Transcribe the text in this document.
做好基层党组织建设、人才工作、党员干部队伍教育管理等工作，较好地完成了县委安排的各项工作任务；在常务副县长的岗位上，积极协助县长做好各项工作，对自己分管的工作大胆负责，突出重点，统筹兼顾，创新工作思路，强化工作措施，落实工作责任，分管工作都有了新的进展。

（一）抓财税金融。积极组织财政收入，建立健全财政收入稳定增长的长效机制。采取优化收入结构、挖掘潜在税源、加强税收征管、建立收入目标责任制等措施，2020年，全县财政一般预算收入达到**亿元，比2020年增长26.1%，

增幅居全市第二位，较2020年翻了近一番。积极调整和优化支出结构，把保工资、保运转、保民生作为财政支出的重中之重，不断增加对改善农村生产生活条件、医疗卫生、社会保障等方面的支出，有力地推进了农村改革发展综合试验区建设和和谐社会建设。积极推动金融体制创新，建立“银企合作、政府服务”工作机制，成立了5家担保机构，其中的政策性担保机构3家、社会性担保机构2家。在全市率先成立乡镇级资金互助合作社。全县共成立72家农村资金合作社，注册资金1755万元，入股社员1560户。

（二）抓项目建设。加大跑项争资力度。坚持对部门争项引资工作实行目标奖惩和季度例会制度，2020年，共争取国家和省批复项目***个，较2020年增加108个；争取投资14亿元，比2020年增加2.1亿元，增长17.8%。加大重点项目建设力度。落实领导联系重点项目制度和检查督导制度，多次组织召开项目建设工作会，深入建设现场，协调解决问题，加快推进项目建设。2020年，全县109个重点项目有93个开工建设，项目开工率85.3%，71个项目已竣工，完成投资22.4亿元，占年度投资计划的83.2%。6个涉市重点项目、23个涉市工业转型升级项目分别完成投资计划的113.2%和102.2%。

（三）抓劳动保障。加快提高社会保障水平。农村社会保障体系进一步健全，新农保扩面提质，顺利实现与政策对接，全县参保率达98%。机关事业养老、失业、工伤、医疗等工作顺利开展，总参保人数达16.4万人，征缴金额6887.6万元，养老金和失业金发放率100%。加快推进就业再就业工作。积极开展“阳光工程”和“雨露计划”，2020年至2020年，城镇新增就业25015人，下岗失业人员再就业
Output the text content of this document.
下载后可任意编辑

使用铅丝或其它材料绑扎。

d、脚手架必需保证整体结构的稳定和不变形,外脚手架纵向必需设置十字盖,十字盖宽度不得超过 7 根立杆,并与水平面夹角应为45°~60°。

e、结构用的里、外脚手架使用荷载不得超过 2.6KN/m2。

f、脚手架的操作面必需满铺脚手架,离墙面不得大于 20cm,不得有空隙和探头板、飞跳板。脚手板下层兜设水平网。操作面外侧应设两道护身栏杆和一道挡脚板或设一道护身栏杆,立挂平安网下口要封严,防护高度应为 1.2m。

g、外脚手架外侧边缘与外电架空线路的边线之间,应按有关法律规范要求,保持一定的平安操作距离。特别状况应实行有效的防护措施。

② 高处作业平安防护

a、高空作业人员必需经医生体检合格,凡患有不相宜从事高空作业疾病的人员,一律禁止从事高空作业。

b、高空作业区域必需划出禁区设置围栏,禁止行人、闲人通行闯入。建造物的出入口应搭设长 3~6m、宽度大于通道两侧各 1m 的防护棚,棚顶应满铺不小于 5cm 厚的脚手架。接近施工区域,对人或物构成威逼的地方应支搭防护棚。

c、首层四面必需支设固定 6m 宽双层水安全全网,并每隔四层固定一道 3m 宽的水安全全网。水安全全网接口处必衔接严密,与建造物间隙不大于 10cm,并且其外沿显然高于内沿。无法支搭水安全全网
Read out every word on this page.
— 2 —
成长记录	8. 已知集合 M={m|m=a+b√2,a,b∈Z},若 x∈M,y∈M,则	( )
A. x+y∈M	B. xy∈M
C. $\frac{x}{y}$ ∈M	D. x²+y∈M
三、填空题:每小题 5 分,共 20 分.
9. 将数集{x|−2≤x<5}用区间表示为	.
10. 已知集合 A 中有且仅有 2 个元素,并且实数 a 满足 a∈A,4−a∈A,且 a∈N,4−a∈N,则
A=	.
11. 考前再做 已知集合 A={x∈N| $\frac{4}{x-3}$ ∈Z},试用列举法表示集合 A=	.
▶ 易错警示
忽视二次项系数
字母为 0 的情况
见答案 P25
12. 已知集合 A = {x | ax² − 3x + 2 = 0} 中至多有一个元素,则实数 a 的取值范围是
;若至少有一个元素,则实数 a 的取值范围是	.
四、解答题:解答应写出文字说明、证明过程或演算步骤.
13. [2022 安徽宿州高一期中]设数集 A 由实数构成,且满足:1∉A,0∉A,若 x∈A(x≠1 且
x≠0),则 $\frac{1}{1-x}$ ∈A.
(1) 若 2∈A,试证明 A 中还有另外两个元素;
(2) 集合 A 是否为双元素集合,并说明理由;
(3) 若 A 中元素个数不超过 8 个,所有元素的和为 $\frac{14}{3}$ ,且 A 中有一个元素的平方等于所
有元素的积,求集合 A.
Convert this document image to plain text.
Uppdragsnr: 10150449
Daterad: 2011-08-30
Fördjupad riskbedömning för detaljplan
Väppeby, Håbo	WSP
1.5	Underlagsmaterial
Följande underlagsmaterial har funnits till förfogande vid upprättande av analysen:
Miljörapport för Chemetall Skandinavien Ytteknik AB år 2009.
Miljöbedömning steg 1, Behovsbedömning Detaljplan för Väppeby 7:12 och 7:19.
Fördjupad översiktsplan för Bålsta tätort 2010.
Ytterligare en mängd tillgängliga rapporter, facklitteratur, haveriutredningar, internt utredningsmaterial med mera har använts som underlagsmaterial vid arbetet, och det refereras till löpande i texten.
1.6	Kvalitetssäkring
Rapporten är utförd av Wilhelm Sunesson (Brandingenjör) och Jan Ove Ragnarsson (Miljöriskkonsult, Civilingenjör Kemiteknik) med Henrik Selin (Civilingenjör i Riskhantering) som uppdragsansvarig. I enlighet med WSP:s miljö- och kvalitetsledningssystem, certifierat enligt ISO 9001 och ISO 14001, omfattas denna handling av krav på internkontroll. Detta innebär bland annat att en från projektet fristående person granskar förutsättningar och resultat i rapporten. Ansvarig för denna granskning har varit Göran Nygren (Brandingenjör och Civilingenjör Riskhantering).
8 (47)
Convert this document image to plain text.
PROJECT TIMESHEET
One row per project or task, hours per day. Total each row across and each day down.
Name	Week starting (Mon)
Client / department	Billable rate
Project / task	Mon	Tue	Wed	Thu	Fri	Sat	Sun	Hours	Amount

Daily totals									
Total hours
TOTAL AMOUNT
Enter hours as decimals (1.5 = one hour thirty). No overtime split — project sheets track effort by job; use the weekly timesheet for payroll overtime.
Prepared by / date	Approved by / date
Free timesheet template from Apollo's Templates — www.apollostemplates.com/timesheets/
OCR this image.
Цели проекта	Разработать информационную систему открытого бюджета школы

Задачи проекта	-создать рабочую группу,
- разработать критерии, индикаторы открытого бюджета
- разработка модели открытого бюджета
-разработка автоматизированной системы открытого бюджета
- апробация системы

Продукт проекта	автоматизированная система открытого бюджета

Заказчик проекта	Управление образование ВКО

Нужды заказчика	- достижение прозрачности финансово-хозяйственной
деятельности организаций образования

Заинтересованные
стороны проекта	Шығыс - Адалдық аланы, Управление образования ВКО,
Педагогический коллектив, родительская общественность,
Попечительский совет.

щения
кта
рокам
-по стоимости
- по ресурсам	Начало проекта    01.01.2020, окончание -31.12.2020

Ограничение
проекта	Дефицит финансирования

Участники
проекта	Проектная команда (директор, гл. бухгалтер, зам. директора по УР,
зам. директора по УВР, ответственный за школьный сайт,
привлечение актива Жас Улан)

STATED TASK
What do the records say? Quote them all exactly.

RESPONSE TO THIS EXERCISE
Transcribe the text in this document.
做好基层党组织建设、人才工作、党员干部队伍教育管理等工作，较好地完成了县委安排的各项工作任务；在常务副县长的岗位上，积极协助县长做好各项工作，对自己分管的工作大胆负责，突出重点，统筹兼顾，创新工作思路，强化工作措施，落实工作责任，分管工作都有了新的进展。

（一）抓财税金融。积极组织财政收入，建立健全财政收入稳定增长的长效机制。采取优化收入结构、挖掘潜在税源、加强税收征管、建立收入目标责任制等措施，2020年，全县财政一般预算收入达到**亿元，比2020年增长26.1%，

增幅居全市第二位，较2020年翻了近一番。积极调整和优化支出结构，把保工资、保运转、保民生作为财政支出的重中之重，不断增加对改善农村生产生活条件、医疗卫生、社会保障等方面的支出，有力地推进了农村改革发展综合试验区建设和和谐社会建设。积极推动金融体制创新，建立“银企合作、政府服务”工作机制，成立了5家担保机构，其中的政策性担保机构3家、社会性担保机构2家。在全市率先成立乡镇级资金互助合作社。全县共成立72家农村资金合作社，注册资金1755万元，入股社员1560户。

（二）抓项目建设。加大跑项争资力度。坚持对部门争项引资工作实行目标奖惩和季度例会制度，2020年，共争取国家和省批复项目***个，较2020年增加108个；争取投资14亿元，比2020年增加2.1亿元，增长17.8%。加大重点项目建设力度。落实领导联系重点项目制度和检查督导制度，多次组织召开项目建设工作会，深入建设现场，协调解决问题，加快推进项目建设。2020年，全县109个重点项目有93个开工建设，项目开工率85.3%，71个项目已竣工，完成投资22.4亿元，占年度投资计划的83.2%。6个涉市重点项目、23个涉市工业转型升级项目分别完成投资计划的113.2%和102.2%。

（三）抓劳动保障。加快提高社会保障水平。农村社会保障体系进一步健全，新农保扩面提质，顺利实现与政策对接，全县参保率达98%。机关事业养老、失业、工伤、医疗等工作顺利开展，总参保人数达16.4万人，征缴金额6887.6万元，养老金和失业金发放率100%。加快推进就业再就业工作。积极开展“阳光工程”和“雨露计划”，2020年至2020年，城镇新增就业25015人，下岗失业人员再就业
Output the text content of this document.
下载后可任意编辑

使用铅丝或其它材料绑扎。

d、脚手架必需保证整体结构的稳定和不变形,外脚手架纵向必需设置十字盖,十字盖宽度不得超过 7 根立杆,并与水平面夹角应为45°~60°。

e、结构用的里、外脚手架使用荷载不得超过 2.6KN/m2。

f、脚手架的操作面必需满铺脚手架,离墙面不得大于 20cm,不得有空隙和探头板、飞跳板。脚手板下层兜设水平网。操作面外侧应设两道护身栏杆和一道挡脚板或设一道护身栏杆,立挂平安网下口要封严,防护高度应为 1.2m。

g、外脚手架外侧边缘与外电架空线路的边线之间,应按有关法律规范要求,保持一定的平安操作距离。特别状况应实行有效的防护措施。

② 高处作业平安防护

a、高空作业人员必需经医生体检合格,凡患有不相宜从事高空作业疾病的人员,一律禁止从事高空作业。

b、高空作业区域必需划出禁区设置围栏,禁止行人、闲人通行闯入。建造物的出入口应搭设长 3~6m、宽度大于通道两侧各 1m 的防护棚,棚顶应满铺不小于 5cm 厚的脚手架。接近施工区域,对人或物构成威逼的地方应支搭防护棚。

c、首层四面必需支设固定 6m 宽双层水安全全网,并每隔四层固定一道 3m 宽的水安全全网。水安全全网接口处必衔接严密,与建造物间隙不大于 10cm,并且其外沿显然高于内沿。无法支搭水安全全网
Read out every word on this page.
— 2 —
成长记录	8. 已知集合 M={m|m=a+b√2,a,b∈Z},若 x∈M,y∈M,则	( )
A. x+y∈M	B. xy∈M
C. $\frac{x}{y}$ ∈M	D. x²+y∈M
三、填空题:每小题 5 分,共 20 分.
9. 将数集{x|−2≤x<5}用区间表示为	.
10. 已知集合 A 中有且仅有 2 个元素,并且实数 a 满足 a∈A,4−a∈A,且 a∈N,4−a∈N,则
A=	.
11. 考前再做 已知集合 A={x∈N| $\frac{4}{x-3}$ ∈Z},试用列举法表示集合 A=	.
▶ 易错警示
忽视二次项系数
字母为 0 的情况
见答案 P25
12. 已知集合 A = {x | ax² − 3x + 2 = 0} 中至多有一个元素,则实数 a 的取值范围是
;若至少有一个元素,则实数 a 的取值范围是	.
四、解答题:解答应写出文字说明、证明过程或演算步骤.
13. [2022 安徽宿州高一期中]设数集 A 由实数构成,且满足:1∉A,0∉A,若 x∈A(x≠1 且
x≠0),则 $\frac{1}{1-x}$ ∈A.
(1) 若 2∈A,试证明 A 中还有另外两个元素;
(2) 集合 A 是否为双元素集合,并说明理由;
(3) 若 A 中元素个数不超过 8 个,所有元素的和为 $\frac{14}{3}$ ,且 A 中有一个元素的平方等于所
有元素的积,求集合 A.
Convert this document image to plain text.
Uppdragsnr: 10150449
Daterad: 2011-08-30
Fördjupad riskbedömning för detaljplan
Väppeby, Håbo	WSP
1.5	Underlagsmaterial
Följande underlagsmaterial har funnits till förfogande vid upprättande av analysen:
Miljörapport för Chemetall Skandinavien Ytteknik AB år 2009.
Miljöbedömning steg 1, Behovsbedömning Detaljplan för Väppeby 7:12 och 7:19.
Fördjupad översiktsplan för Bålsta tätort 2010.
Ytterligare en mängd tillgängliga rapporter, facklitteratur, haveriutredningar, internt utredningsmaterial med mera har använts som underlagsmaterial vid arbetet, och det refereras till löpande i texten.
1.6	Kvalitetssäkring
Rapporten är utförd av Wilhelm Sunesson (Brandingenjör) och Jan Ove Ragnarsson (Miljöriskkonsult, Civilingenjör Kemiteknik) med Henrik Selin (Civilingenjör i Riskhantering) som uppdragsansvarig. I enlighet med WSP:s miljö- och kvalitetsledningssystem, certifierat enligt ISO 9001 och ISO 14001, omfattas denna handling av krav på internkontroll. Detta innebär bland annat att en från projektet fristående person granskar förutsättningar och resultat i rapporten. Ansvarig för denna granskning har varit Göran Nygren (Brandingenjör och Civilingenjör Riskhantering).
8 (47)
Convert this document image to plain text.
PROJECT TIMESHEET
One row per project or task, hours per day. Total each row across and each day down.
Name	Week starting (Mon)
Client / department	Billable rate
Project / task	Mon	Tue	Wed	Thu	Fri	Sat	Sun	Hours	Amount

Daily totals									
Total hours
TOTAL AMOUNT
Enter hours as decimals (1.5 = one hour thirty). No overtime split — project sheets track effort by job; use the weekly timesheet for payroll overtime.
Prepared by / date	Approved by / date
Free timesheet template from Apollo's Templates — www.apollostemplates.com/timesheets/
OCR this image.
Цели проекта	Разработать информационную систему открытого бюджета школы

Задачи проекта	-создать рабочую группу,
- разработать критерии, индикаторы открытого бюджета
- разработка модели открытого бюджета
-разработка автоматизированной системы открытого бюджета
- апробация системы

Продукт проекта	автоматизированная система открытого бюджета

Заказчик проекта	Управление образование ВКО

Нужды заказчика	- достижение прозрачности финансово-хозяйственной
деятельности организаций образования

Заинтересованные
стороны проекта	Шығыс - Адалдық аланы, Управление образования ВКО,
Педагогический коллектив, родительская общественность,
Попечительский совет.

щения
кта
рокам
-по стоимости
- по ресурсам	Начало проекта    01.01.2020, окончание -31.12.2020

Ограничение
проекта	Дефицит финансирования

Участники
проекта	Проектная команда (директор, гл. бухгалтер, зам. директора по УР,
зам. директора по УВР, ответственный за школьный сайт,
привлечение актива Жас Улан)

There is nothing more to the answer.